Task: Set down every entry word for word. Omit the pictures.

Collected data entries:
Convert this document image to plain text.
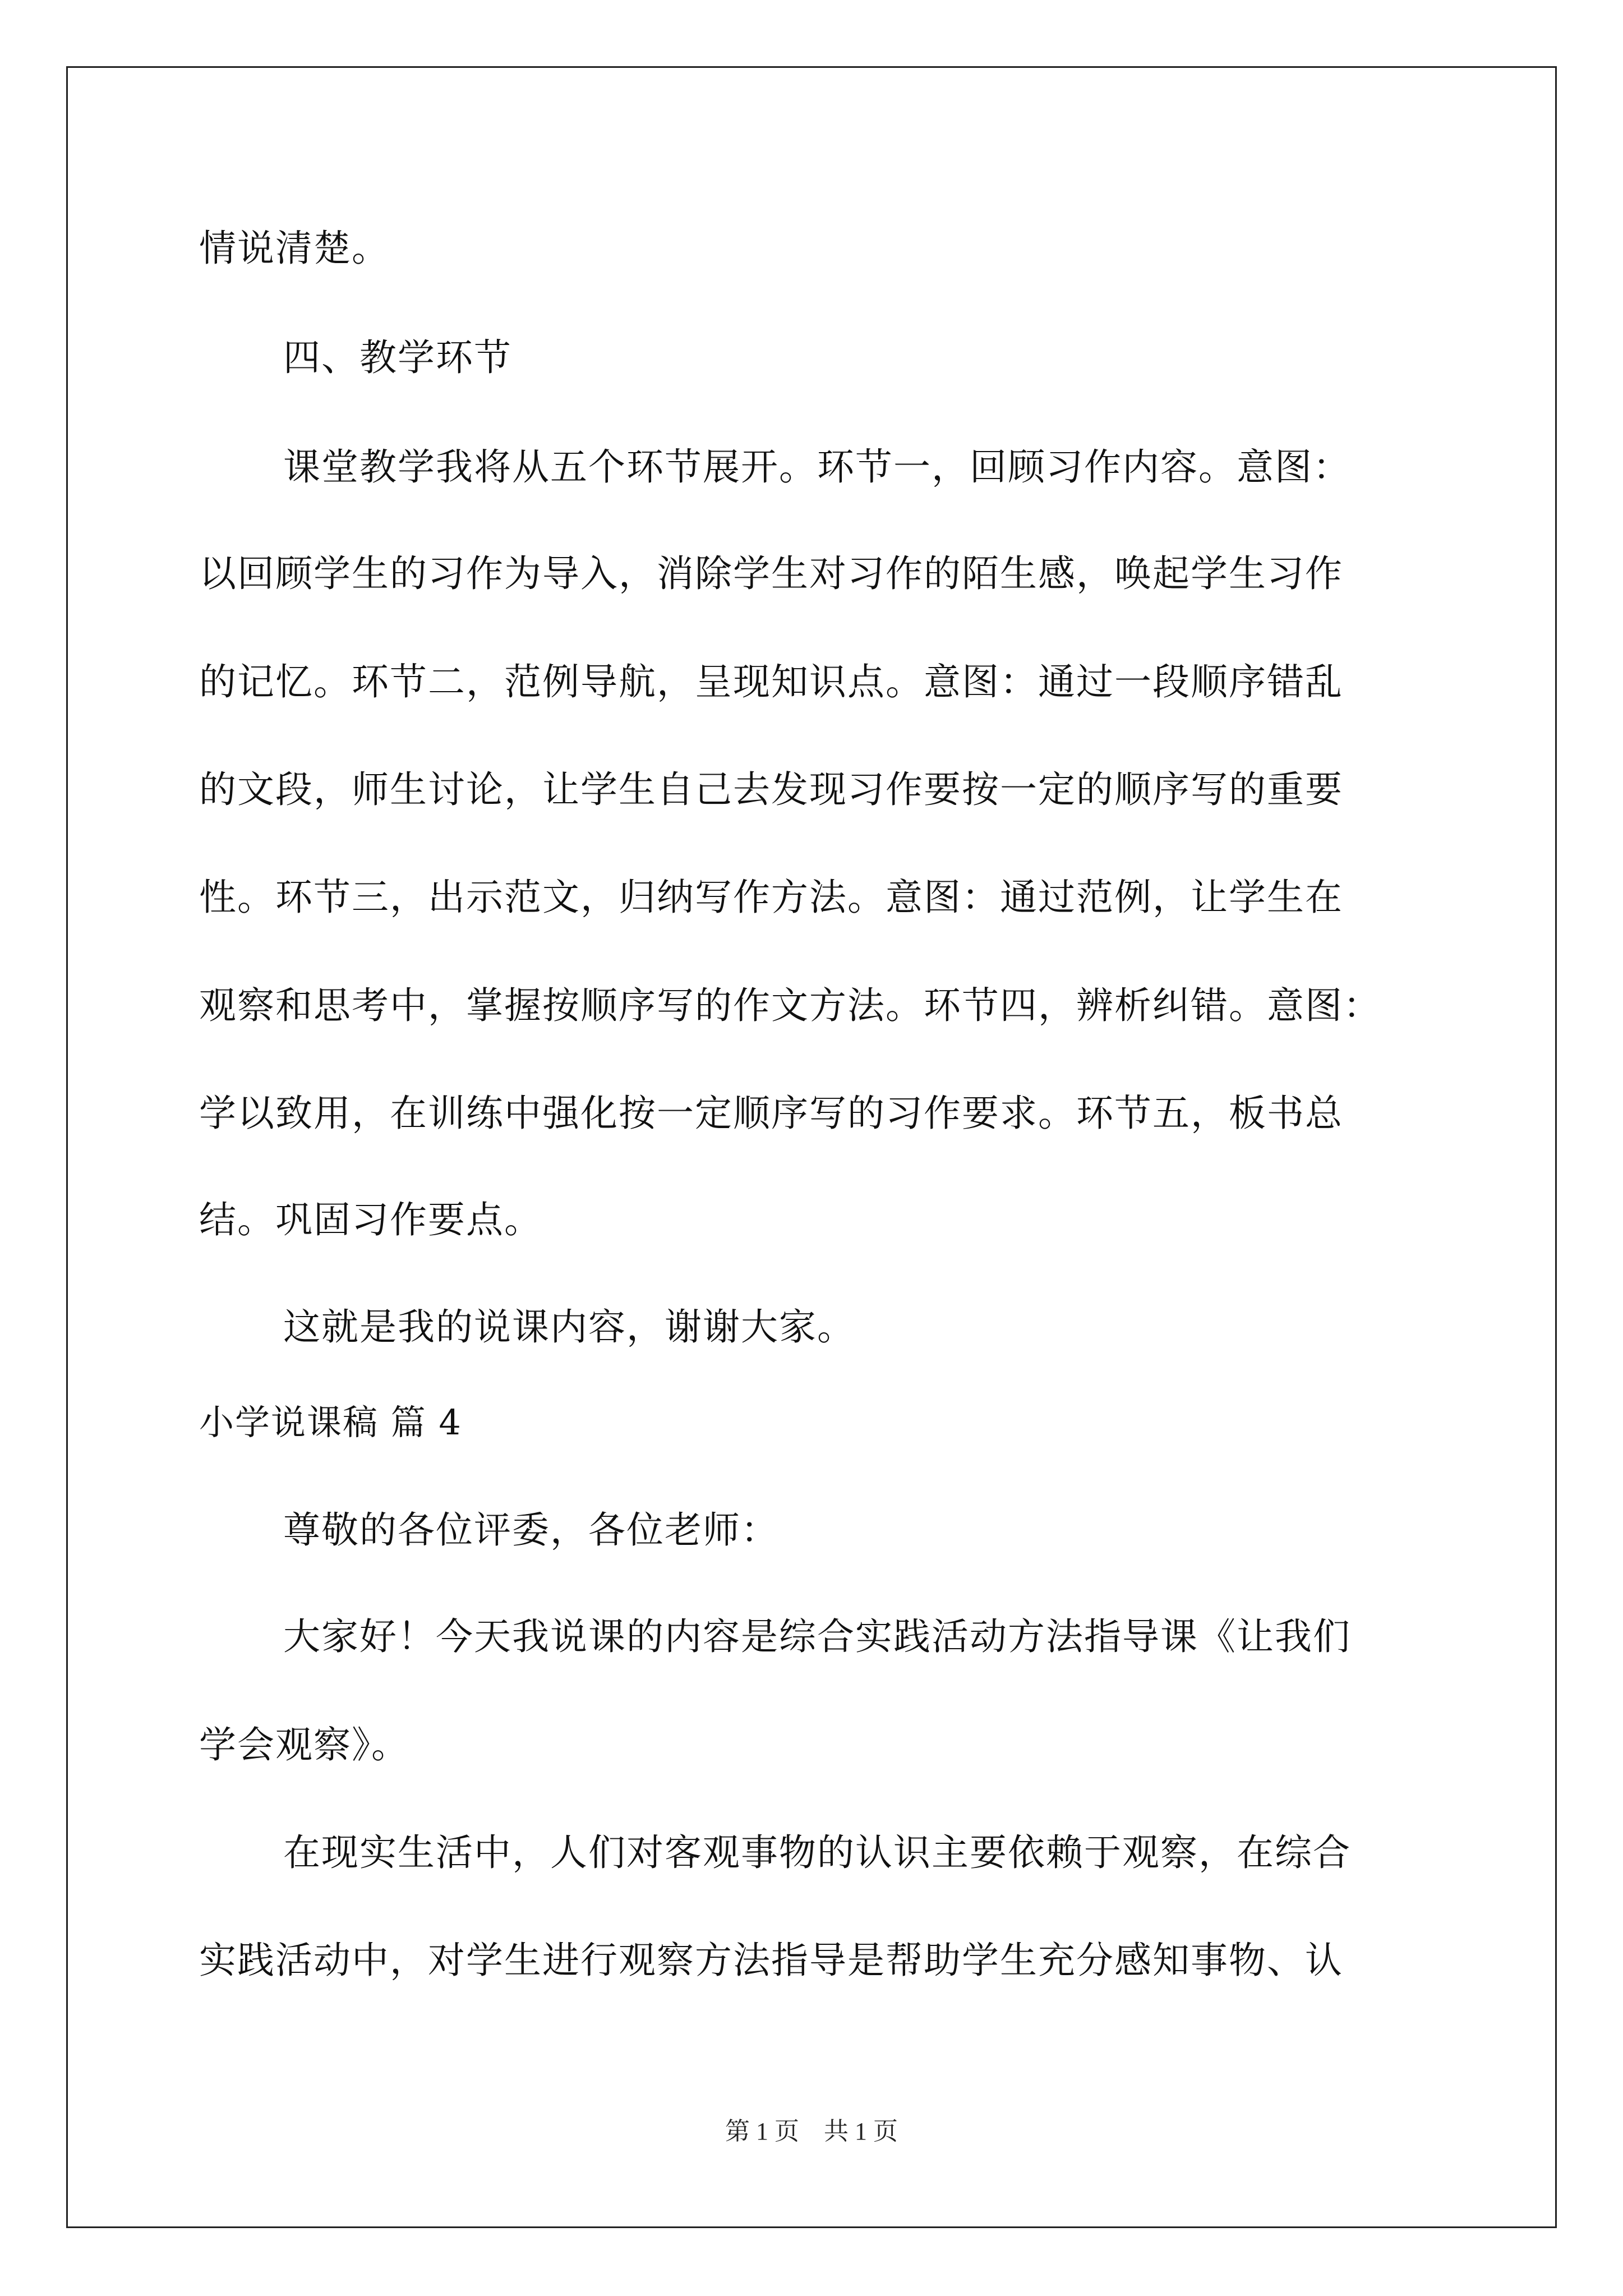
情说清楚。
四、教学环节
课堂教学我将从五个环节展开。环节一，回顾习作内容。意图：
以回顾学生的习作为导入，消除学生对习作的陌生感，唤起学生习作
的记忆。环节二，范例导航，呈现知识点。意图：通过一段顺序错乱
的文段，师生讨论，让学生自己去发现习作要按一定的顺序写的重要
性。环节三，出示范文，归纳写作方法。意图：通过范例，让学生在
观察和思考中，掌握按顺序写的作文方法。环节四，辨析纠错。意图：
学以致用，在训练中强化按一定顺序写的习作要求。环节五，板书总
结。巩固习作要点。
这就是我的说课内容，谢谢大家。
小学说课稿 篇 4
尊敬的各位评委，各位老师：
大家好！今天我说课的内容是综合实践活动方法指导课《让我们
学会观察》。
在现实生活中，人们对客观事物的认识主要依赖于观察，在综合
实践活动中，对学生进行观察方法指导是帮助学生充分感知事物、认
第 1 页　共 1 页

Answer below:
Convert this document image to plain text.
情说清楚。
四、教学环节
课堂教学我将从五个环节展开。环节一，回顾习作内容。意图：
以回顾学生的习作为导入，消除学生对习作的陌生感，唤起学生习作
的记忆。环节二，范例导航，呈现知识点。意图：通过一段顺序错乱
的文段，师生讨论，让学生自己去发现习作要按一定的顺序写的重要
性。环节三，出示范文，归纳写作方法。意图：通过范例，让学生在
观察和思考中，掌握按顺序写的作文方法。环节四，辨析纠错。意图：
学以致用，在训练中强化按一定顺序写的习作要求。环节五，板书总
结。巩固习作要点。
这就是我的说课内容，谢谢大家。
小学说课稿 篇 4
尊敬的各位评委，各位老师：
大家好！今天我说课的内容是综合实践活动方法指导课《让我们
学会观察》。
在现实生活中，人们对客观事物的认识主要依赖于观察，在综合
实践活动中，对学生进行观察方法指导是帮助学生充分感知事物、认
第 1 页　共 1 页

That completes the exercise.